Collected data:
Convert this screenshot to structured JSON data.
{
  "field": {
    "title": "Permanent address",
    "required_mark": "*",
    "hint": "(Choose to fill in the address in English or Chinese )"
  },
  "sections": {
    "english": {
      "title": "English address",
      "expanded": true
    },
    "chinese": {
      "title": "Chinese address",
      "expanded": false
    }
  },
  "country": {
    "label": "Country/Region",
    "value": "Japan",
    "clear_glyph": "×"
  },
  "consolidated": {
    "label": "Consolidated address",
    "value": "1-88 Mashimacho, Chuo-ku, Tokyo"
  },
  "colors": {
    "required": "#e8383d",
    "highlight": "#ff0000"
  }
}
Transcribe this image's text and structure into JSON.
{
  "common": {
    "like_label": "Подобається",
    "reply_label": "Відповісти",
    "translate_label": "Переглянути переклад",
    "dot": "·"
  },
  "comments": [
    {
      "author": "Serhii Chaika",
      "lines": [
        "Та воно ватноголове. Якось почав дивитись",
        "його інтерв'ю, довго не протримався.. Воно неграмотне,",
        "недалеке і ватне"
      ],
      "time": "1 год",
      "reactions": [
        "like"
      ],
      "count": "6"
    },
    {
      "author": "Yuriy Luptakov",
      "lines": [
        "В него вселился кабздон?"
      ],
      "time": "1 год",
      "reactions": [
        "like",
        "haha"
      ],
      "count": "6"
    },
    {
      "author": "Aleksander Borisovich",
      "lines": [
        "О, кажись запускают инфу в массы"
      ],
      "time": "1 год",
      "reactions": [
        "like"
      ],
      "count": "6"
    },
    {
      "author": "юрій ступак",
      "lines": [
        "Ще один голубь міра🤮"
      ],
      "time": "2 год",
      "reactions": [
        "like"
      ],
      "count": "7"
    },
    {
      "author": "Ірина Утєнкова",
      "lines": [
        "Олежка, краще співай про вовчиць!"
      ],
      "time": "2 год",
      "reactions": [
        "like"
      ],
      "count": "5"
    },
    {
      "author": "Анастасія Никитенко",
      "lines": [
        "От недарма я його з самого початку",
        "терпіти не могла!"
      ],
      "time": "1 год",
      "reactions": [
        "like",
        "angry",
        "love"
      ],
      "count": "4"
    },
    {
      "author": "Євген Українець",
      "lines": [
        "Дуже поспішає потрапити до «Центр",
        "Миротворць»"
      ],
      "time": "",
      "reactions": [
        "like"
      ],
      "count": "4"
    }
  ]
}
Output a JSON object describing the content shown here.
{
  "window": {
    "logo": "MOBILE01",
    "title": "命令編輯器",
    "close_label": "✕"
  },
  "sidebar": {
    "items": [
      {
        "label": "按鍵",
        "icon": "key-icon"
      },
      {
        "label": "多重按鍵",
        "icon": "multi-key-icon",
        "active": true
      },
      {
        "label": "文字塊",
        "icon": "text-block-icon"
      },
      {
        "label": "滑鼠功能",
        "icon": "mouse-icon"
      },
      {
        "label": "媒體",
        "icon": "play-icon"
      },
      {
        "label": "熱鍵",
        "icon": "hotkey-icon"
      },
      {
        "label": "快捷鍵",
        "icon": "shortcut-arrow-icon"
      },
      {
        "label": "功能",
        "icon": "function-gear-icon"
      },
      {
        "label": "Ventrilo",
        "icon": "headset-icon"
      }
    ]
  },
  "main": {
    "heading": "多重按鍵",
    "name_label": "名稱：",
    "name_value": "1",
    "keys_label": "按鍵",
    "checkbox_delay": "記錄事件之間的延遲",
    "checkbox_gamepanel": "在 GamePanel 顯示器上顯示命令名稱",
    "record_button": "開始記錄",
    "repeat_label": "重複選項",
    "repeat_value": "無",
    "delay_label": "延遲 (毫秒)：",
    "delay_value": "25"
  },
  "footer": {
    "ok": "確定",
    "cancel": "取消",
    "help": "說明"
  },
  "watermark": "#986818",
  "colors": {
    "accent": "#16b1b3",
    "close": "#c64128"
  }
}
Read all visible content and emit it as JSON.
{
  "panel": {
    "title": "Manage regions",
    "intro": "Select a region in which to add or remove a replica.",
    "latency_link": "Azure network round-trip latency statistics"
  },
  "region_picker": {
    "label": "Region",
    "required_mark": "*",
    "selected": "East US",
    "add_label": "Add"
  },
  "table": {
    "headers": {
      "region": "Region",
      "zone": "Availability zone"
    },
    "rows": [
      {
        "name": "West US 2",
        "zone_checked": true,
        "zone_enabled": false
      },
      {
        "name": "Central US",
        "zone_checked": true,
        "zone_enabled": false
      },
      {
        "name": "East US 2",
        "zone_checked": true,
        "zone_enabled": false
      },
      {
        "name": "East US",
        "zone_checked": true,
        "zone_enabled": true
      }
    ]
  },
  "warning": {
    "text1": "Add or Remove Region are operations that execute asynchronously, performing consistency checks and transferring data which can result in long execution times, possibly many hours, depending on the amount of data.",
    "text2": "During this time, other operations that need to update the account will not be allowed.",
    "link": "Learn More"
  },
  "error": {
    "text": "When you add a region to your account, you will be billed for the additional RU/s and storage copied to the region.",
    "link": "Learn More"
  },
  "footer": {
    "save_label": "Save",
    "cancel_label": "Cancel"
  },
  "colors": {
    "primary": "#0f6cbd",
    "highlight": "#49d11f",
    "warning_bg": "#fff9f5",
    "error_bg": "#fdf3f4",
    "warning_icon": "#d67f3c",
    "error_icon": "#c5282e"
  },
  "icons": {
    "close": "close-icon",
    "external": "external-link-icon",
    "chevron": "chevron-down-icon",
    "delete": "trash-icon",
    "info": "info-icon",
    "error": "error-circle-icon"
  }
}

**WORK INSTRUCTIONS**
Repeat the line that contains "Read all visible content and emit it as JSON.", then every line after it until the records end, with nothing added.

**ANSWER IN FULL**
Read all visible content and emit it as JSON.
{
  "panel": {
    "title": "Manage regions",
    "intro": "Select a region in which to add or remove a replica.",
    "latency_link": "Azure network round-trip latency statistics"
  },
  "region_picker": {
    "label": "Region",
    "required_mark": "*",
    "selected": "East US",
    "add_label": "Add"
  },
  "table": {
    "headers": {
      "region": "Region",
      "zone": "Availability zone"
    },
    "rows": [
      {
        "name": "West US 2",
        "zone_checked": true,
        "zone_enabled": false
      },
      {
        "name": "Central US",
        "zone_checked": true,
        "zone_enabled": false
      },
      {
        "name": "East US 2",
        "zone_checked": true,
        "zone_enabled": false
      },
      {
        "name": "East US",
        "zone_checked": true,
        "zone_enabled": true
      }
    ]
  },
  "warning": {
    "text1": "Add or Remove Region are operations that execute asynchronously, performing consistency checks and transferring data which can result in long execution times, possibly many hours, depending on the amount of data.",
    "text2": "During this time, other operations that need to update the account will not be allowed.",
    "link": "Learn More"
  },
  "error": {
    "text": "When you add a region to your account, you will be billed for the additional RU/s and storage copied to the region.",
    "link": "Learn More"
  },
  "footer": {
    "save_label": "Save",
    "cancel_label": "Cancel"
  },
  "colors": {
    "primary": "#0f6cbd",
    "highlight": "#49d11f",
    "warning_bg": "#fff9f5",
    "error_bg": "#fdf3f4",
    "warning_icon": "#d67f3c",
    "error_icon": "#c5282e"
  },
  "icons": {
    "close": "close-icon",
    "external": "external-link-icon",
    "chevron": "chevron-down-icon",
    "delete": "trash-icon",
    "info": "info-icon",
    "error": "error-circle-icon"
  }
}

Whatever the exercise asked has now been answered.